The request =>
Output the material beneath this task exactly, images excluded.

Record excerpts =>
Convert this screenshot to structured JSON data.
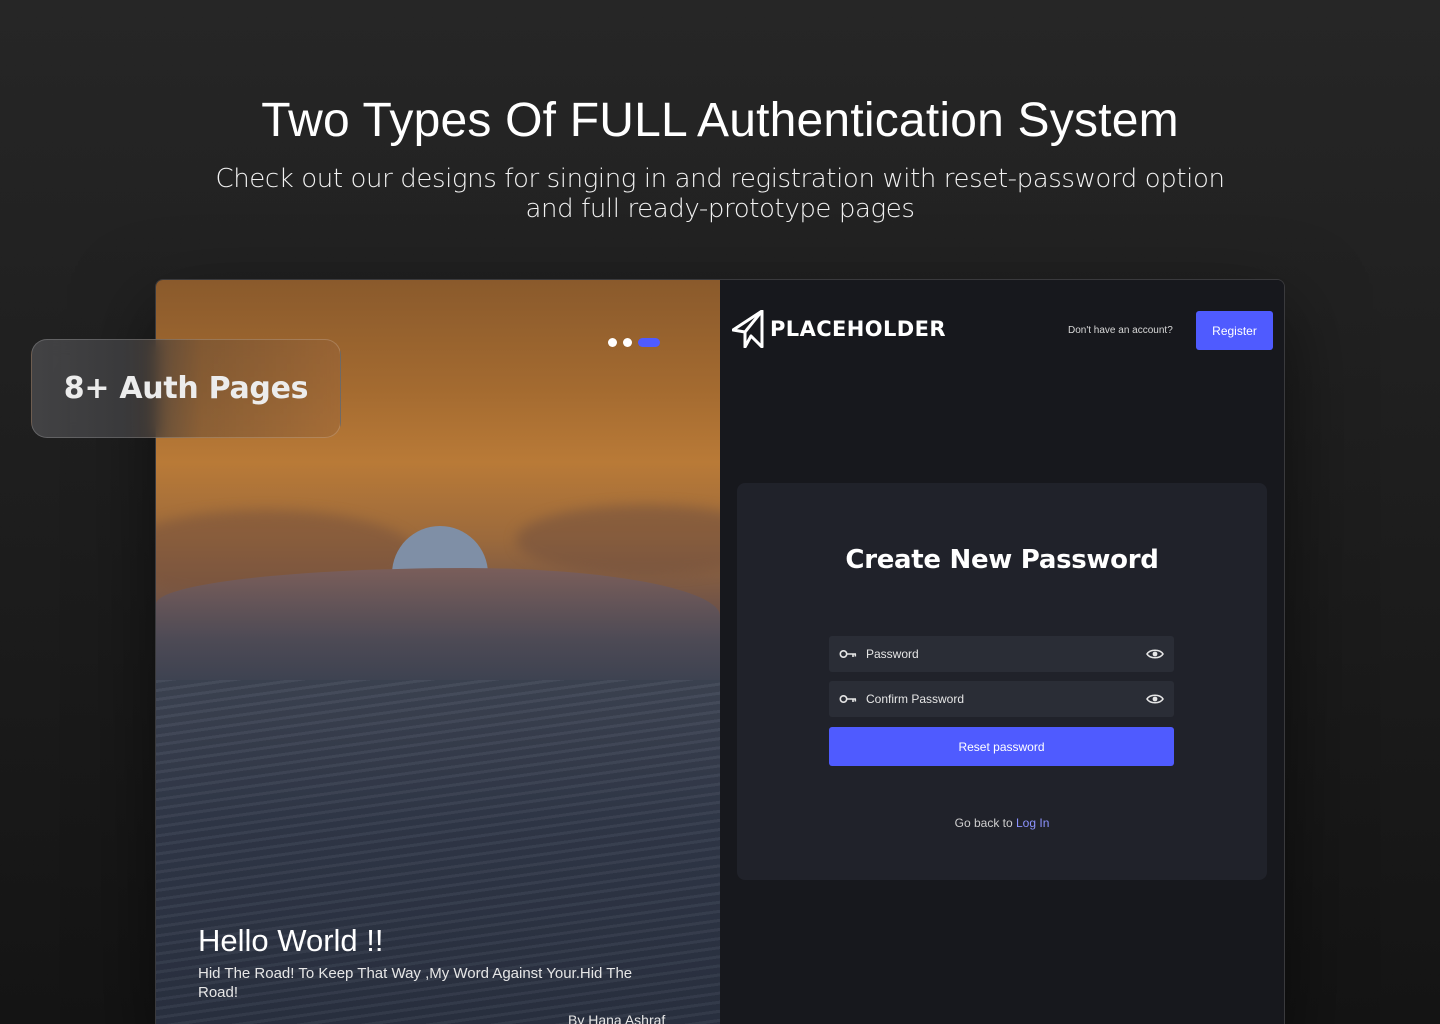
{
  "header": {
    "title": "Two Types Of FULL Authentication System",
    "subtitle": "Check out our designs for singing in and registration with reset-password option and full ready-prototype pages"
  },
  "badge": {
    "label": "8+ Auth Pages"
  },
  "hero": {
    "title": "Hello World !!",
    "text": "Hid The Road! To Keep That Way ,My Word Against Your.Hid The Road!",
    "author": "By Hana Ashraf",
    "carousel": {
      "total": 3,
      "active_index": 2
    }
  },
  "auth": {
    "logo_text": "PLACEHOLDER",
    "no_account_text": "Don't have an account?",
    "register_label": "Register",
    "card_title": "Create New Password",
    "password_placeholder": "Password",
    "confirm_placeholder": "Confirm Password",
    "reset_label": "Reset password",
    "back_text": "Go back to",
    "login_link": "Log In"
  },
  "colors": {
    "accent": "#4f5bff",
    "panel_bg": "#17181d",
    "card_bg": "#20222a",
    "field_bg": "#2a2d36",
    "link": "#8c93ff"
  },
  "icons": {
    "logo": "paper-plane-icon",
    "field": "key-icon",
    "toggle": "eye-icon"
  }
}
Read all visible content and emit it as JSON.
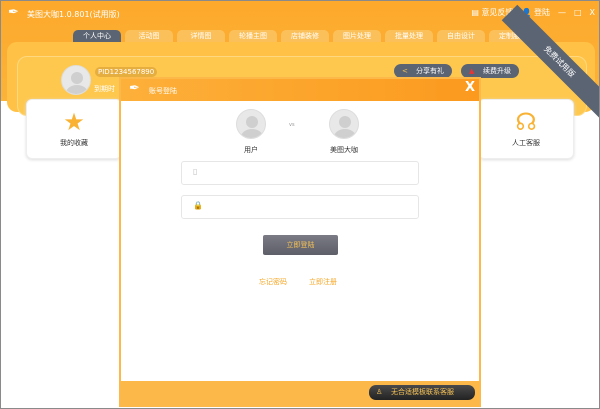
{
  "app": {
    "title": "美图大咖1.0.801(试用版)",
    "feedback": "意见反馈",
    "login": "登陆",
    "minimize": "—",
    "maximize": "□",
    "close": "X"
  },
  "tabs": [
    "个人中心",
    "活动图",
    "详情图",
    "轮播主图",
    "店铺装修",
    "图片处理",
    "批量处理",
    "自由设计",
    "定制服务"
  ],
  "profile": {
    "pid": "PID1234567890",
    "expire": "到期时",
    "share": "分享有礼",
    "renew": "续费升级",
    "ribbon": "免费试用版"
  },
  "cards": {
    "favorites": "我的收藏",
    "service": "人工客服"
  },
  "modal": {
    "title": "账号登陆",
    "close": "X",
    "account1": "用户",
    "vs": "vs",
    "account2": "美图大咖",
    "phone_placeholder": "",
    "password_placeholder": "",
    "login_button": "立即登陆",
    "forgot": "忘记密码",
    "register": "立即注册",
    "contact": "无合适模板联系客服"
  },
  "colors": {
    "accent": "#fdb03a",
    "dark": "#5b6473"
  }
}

Solution below =>
Convert this screenshot to structured JSON data.
{
  "header": {
    "title": "Two Types Of FULL Authentication System",
    "subtitle": "Check out our designs for singing in and registration with reset-password option and full ready-prototype pages"
  },
  "badge": {
    "label": "8+ Auth Pages"
  },
  "hero": {
    "title": "Hello World !!",
    "text": "Hid The Road! To Keep That Way ,My Word Against Your.Hid The Road!",
    "author": "By Hana Ashraf",
    "carousel": {
      "total": 3,
      "active_index": 2
    }
  },
  "auth": {
    "logo_text": "PLACEHOLDER",
    "no_account_text": "Don't have an account?",
    "register_label": "Register",
    "card_title": "Create New Password",
    "password_placeholder": "Password",
    "confirm_placeholder": "Confirm Password",
    "reset_label": "Reset password",
    "back_text": "Go back to",
    "login_link": "Log In"
  },
  "colors": {
    "accent": "#4f5bff",
    "panel_bg": "#17181d",
    "card_bg": "#20222a",
    "field_bg": "#2a2d36",
    "link": "#8c93ff"
  },
  "icons": {
    "logo": "paper-plane-icon",
    "field": "key-icon",
    "toggle": "eye-icon"
  }
}
Read all visible content and emit it as JSON.
{
  "app": {
    "title": "美图大咖1.0.801(试用版)",
    "feedback": "意见反馈",
    "login": "登陆",
    "minimize": "—",
    "maximize": "□",
    "close": "X"
  },
  "tabs": [
    "个人中心",
    "活动图",
    "详情图",
    "轮播主图",
    "店铺装修",
    "图片处理",
    "批量处理",
    "自由设计",
    "定制服务"
  ],
  "profile": {
    "pid": "PID1234567890",
    "expire": "到期时",
    "share": "分享有礼",
    "renew": "续费升级",
    "ribbon": "免费试用版"
  },
  "cards": {
    "favorites": "我的收藏",
    "service": "人工客服"
  },
  "modal": {
    "title": "账号登陆",
    "close": "X",
    "account1": "用户",
    "vs": "vs",
    "account2": "美图大咖",
    "phone_placeholder": "",
    "password_placeholder": "",
    "login_button": "立即登陆",
    "forgot": "忘记密码",
    "register": "立即注册",
    "contact": "无合适模板联系客服"
  },
  "colors": {
    "accent": "#fdb03a",
    "dark": "#5b6473"
  }
}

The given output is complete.